## TASK PROMPT
In your copy, include every line of the listing below exactly but none of the pictures.

(Stored items)
-- Begin --
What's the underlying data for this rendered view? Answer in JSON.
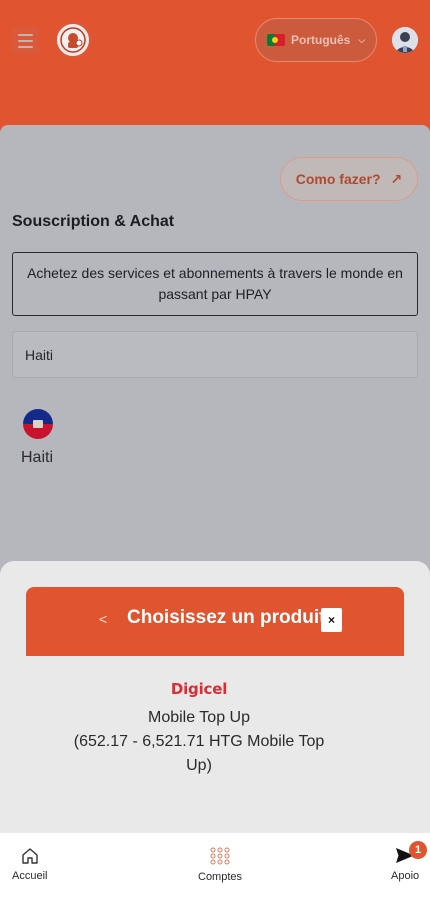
{
  "header": {
    "language": {
      "label": "Português",
      "flag": "portugal-flag-icon"
    },
    "menu_icon": "hamburger-menu-icon",
    "logo_icon": "hpay-logo-icon",
    "avatar_icon": "user-avatar-icon"
  },
  "main": {
    "how_to_label": "Como fazer?",
    "how_to_icon": "↗",
    "section_title": "Souscription & Achat",
    "info_text": "Achetez des services et abonnements à travers le monde en passant par HPAY",
    "country_input_value": "Haiti",
    "countries": [
      {
        "name": "Haiti",
        "flag": "haiti-flag-icon"
      }
    ]
  },
  "sheet": {
    "back_label": "<",
    "title": "Choisissez un produit",
    "close_label": "×",
    "products": [
      {
        "brand": "Digicel",
        "name": "Mobile Top Up",
        "range": "(652.17 - 6,521.71 HTG Mobile Top Up)"
      }
    ]
  },
  "bottom_nav": {
    "items": [
      {
        "label": "Accueil",
        "icon": "home-icon"
      },
      {
        "label": "Comptes",
        "icon": "grid-icon"
      },
      {
        "label": "Apoio",
        "icon": "send-icon",
        "badge": "1"
      }
    ]
  },
  "colors": {
    "accent": "#e0552f",
    "overlay": "#b5b7bd",
    "sheet": "#e9e9ea"
  }
}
-- End --
## ANSWER TO THIS PROBLEM
What's the underlying data for this rendered view? Answer in JSON.
{
  "header": {
    "language": {
      "label": "Português",
      "flag": "portugal-flag-icon"
    },
    "menu_icon": "hamburger-menu-icon",
    "logo_icon": "hpay-logo-icon",
    "avatar_icon": "user-avatar-icon"
  },
  "main": {
    "how_to_label": "Como fazer?",
    "how_to_icon": "↗",
    "section_title": "Souscription & Achat",
    "info_text": "Achetez des services et abonnements à travers le monde en passant par HPAY",
    "country_input_value": "Haiti",
    "countries": [
      {
        "name": "Haiti",
        "flag": "haiti-flag-icon"
      }
    ]
  },
  "sheet": {
    "back_label": "<",
    "title": "Choisissez un produit",
    "close_label": "×",
    "products": [
      {
        "brand": "Digicel",
        "name": "Mobile Top Up",
        "range": "(652.17 - 6,521.71 HTG Mobile Top Up)"
      }
    ]
  },
  "bottom_nav": {
    "items": [
      {
        "label": "Accueil",
        "icon": "home-icon"
      },
      {
        "label": "Comptes",
        "icon": "grid-icon"
      },
      {
        "label": "Apoio",
        "icon": "send-icon",
        "badge": "1"
      }
    ]
  },
  "colors": {
    "accent": "#e0552f",
    "overlay": "#b5b7bd",
    "sheet": "#e9e9ea"
  }
}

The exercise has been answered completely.